EXERCISE INSTRUCTIONS: Where does the string "Capacity" appear in the records? Copy every line that contains it.

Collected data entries
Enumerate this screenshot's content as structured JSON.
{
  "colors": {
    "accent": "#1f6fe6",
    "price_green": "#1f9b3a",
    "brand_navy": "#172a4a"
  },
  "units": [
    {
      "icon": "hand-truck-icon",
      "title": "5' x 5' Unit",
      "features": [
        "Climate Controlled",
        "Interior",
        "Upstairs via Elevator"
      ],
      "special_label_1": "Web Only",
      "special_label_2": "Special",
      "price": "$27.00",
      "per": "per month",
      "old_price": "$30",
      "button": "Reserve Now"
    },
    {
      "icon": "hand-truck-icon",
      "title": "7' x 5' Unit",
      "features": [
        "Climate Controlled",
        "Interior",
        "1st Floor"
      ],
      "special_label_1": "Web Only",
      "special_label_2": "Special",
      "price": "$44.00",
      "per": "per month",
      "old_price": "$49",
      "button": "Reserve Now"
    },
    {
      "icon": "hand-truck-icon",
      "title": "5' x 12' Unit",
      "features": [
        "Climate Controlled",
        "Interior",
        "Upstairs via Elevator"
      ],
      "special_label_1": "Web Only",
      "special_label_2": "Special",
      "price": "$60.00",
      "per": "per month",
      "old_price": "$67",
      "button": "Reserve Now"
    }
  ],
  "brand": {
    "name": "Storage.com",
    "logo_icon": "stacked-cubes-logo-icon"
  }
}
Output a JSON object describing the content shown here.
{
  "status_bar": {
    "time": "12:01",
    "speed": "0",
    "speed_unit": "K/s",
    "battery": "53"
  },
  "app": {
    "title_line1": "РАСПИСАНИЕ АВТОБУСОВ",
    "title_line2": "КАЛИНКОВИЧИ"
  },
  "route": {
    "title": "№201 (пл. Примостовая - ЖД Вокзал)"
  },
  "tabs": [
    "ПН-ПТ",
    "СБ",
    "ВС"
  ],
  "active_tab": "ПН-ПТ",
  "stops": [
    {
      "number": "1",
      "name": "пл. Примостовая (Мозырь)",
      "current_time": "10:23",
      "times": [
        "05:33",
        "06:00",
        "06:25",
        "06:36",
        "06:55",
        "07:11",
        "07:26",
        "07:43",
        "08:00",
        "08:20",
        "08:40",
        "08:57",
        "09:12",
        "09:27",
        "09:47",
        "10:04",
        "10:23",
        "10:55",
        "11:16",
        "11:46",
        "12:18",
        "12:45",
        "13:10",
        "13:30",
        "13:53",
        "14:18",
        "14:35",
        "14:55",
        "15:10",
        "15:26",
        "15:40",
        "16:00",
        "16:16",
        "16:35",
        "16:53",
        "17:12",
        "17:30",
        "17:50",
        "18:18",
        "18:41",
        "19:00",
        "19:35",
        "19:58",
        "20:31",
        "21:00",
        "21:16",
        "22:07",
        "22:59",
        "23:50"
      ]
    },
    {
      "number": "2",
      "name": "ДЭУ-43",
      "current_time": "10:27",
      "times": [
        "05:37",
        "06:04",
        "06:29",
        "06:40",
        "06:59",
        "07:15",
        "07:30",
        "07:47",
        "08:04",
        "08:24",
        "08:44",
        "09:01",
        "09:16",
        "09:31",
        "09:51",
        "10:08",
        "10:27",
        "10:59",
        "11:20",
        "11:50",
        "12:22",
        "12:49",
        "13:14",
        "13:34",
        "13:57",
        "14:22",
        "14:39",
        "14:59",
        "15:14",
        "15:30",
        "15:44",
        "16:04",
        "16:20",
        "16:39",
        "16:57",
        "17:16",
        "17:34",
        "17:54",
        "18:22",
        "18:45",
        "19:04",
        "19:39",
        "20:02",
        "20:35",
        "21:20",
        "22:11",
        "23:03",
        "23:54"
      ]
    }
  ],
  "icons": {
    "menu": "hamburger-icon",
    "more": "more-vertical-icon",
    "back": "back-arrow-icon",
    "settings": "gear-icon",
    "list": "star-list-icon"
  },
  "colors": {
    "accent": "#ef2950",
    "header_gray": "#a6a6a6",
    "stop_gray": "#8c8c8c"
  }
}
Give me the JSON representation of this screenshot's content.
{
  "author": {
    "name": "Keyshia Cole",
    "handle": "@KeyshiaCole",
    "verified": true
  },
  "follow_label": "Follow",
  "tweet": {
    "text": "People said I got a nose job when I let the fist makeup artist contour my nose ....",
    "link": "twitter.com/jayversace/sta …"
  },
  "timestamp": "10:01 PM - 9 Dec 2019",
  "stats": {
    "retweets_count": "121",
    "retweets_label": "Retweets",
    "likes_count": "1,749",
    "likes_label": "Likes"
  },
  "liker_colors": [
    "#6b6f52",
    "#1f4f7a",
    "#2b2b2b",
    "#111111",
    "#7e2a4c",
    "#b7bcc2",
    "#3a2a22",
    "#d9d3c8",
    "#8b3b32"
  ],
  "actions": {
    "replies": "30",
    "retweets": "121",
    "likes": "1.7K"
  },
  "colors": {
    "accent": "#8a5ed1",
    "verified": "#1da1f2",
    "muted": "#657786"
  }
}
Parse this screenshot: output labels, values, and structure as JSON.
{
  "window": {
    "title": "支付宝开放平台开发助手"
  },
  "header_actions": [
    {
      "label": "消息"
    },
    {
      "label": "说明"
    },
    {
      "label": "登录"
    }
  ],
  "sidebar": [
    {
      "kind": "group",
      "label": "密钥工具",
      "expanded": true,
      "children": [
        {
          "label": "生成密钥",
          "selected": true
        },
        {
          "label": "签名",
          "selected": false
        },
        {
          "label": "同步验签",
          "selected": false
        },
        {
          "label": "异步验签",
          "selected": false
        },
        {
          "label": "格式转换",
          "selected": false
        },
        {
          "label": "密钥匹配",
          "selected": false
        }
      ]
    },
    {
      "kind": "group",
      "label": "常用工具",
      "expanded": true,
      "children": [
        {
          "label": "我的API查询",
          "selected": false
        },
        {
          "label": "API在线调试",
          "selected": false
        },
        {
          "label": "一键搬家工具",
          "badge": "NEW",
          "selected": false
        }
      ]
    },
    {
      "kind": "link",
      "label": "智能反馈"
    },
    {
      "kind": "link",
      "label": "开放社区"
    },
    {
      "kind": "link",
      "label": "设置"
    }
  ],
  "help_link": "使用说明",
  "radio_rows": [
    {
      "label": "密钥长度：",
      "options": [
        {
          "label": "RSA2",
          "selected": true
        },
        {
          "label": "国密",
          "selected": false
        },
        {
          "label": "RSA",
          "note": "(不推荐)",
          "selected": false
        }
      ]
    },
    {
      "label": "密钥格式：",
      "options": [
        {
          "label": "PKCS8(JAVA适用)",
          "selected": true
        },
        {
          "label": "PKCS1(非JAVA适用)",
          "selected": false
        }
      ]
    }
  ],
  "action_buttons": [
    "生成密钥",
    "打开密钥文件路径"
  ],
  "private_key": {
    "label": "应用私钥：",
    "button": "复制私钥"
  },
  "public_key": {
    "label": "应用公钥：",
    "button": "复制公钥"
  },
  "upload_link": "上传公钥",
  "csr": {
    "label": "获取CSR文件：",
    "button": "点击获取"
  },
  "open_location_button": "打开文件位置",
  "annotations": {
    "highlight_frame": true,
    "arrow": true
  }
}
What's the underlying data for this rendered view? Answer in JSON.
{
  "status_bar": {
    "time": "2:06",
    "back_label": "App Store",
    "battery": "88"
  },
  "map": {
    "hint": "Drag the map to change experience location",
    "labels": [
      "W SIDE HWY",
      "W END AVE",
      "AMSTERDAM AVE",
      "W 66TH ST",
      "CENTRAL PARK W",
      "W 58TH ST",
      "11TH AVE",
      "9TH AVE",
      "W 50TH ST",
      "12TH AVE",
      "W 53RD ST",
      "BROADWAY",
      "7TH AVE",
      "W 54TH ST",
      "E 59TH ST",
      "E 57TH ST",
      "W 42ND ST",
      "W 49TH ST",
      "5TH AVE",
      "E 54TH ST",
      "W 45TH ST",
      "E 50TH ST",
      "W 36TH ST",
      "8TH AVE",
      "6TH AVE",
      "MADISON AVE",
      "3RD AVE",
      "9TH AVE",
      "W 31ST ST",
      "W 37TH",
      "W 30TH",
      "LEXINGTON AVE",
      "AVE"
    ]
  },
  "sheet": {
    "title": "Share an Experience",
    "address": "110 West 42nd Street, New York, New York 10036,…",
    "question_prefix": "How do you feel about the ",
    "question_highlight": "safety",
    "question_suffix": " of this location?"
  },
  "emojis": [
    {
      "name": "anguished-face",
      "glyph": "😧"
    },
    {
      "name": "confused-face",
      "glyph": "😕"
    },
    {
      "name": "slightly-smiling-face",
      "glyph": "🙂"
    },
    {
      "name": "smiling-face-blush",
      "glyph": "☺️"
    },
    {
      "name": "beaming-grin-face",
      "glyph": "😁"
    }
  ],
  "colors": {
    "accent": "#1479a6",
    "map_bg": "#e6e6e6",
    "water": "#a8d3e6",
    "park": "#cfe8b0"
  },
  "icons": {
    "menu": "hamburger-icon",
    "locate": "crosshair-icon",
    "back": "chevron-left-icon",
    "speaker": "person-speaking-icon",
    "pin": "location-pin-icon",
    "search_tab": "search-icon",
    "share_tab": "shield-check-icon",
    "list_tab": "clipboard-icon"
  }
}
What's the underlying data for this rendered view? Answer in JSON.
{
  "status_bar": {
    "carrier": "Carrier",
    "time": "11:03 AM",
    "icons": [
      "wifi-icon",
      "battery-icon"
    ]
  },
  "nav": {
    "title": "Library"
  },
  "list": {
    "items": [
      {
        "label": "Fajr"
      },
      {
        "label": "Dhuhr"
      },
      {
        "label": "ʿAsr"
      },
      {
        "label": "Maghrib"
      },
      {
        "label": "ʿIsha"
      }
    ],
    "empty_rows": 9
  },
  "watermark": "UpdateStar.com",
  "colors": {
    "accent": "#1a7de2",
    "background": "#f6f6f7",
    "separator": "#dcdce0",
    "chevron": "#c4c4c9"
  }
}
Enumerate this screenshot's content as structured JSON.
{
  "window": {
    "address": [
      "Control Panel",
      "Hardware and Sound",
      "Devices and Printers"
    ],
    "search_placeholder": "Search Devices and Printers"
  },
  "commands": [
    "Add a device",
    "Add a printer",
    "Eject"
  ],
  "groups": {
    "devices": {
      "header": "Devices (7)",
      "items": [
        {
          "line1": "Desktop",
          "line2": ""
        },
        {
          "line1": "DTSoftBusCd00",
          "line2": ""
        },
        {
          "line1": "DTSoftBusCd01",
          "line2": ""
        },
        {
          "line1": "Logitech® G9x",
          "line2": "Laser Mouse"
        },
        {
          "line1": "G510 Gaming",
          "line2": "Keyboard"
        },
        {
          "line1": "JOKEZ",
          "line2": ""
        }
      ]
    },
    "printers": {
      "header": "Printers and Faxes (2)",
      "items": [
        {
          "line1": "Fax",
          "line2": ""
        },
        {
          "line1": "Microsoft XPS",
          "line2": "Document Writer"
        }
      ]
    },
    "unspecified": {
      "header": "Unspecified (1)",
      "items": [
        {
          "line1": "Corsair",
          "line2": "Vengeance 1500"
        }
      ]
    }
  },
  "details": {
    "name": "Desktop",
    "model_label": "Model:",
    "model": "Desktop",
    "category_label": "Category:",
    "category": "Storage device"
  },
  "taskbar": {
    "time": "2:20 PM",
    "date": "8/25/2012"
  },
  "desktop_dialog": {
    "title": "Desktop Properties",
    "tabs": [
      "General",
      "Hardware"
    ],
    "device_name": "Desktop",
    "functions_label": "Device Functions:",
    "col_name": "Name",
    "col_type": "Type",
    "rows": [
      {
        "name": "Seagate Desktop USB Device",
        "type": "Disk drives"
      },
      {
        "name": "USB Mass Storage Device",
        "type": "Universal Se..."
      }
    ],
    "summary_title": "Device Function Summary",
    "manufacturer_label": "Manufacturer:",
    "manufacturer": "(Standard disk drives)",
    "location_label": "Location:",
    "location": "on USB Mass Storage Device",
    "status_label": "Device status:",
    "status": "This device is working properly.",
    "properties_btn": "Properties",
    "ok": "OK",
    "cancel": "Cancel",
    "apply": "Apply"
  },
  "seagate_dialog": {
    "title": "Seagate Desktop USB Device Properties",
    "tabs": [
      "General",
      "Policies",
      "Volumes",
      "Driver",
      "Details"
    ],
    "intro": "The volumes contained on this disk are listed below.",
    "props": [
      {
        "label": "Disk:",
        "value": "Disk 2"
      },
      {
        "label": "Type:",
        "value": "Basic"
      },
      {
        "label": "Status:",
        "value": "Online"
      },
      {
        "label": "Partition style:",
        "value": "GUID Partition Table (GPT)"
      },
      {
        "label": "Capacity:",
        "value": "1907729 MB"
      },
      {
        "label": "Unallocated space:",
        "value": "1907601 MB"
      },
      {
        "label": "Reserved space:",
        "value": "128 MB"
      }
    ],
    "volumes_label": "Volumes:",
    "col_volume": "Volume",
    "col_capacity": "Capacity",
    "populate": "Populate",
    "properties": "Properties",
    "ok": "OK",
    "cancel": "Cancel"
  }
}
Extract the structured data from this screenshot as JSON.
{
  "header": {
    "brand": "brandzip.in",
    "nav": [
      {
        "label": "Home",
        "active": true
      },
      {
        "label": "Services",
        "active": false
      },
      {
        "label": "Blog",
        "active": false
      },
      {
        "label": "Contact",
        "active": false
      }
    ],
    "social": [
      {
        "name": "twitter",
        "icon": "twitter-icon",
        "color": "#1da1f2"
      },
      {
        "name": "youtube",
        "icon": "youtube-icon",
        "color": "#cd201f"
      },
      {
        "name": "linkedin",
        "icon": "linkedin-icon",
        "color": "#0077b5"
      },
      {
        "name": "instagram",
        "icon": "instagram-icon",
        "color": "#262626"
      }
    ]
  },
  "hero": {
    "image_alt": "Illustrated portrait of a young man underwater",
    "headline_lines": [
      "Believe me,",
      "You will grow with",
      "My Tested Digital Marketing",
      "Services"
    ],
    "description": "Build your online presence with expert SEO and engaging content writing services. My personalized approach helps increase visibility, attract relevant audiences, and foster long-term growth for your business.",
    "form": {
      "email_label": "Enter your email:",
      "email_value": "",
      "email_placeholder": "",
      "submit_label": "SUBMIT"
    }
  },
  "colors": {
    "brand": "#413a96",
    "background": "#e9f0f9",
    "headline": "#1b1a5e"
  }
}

SOLUTION BELOW:
        "label": "Capacity:",
    "col_capacity": "Capacity",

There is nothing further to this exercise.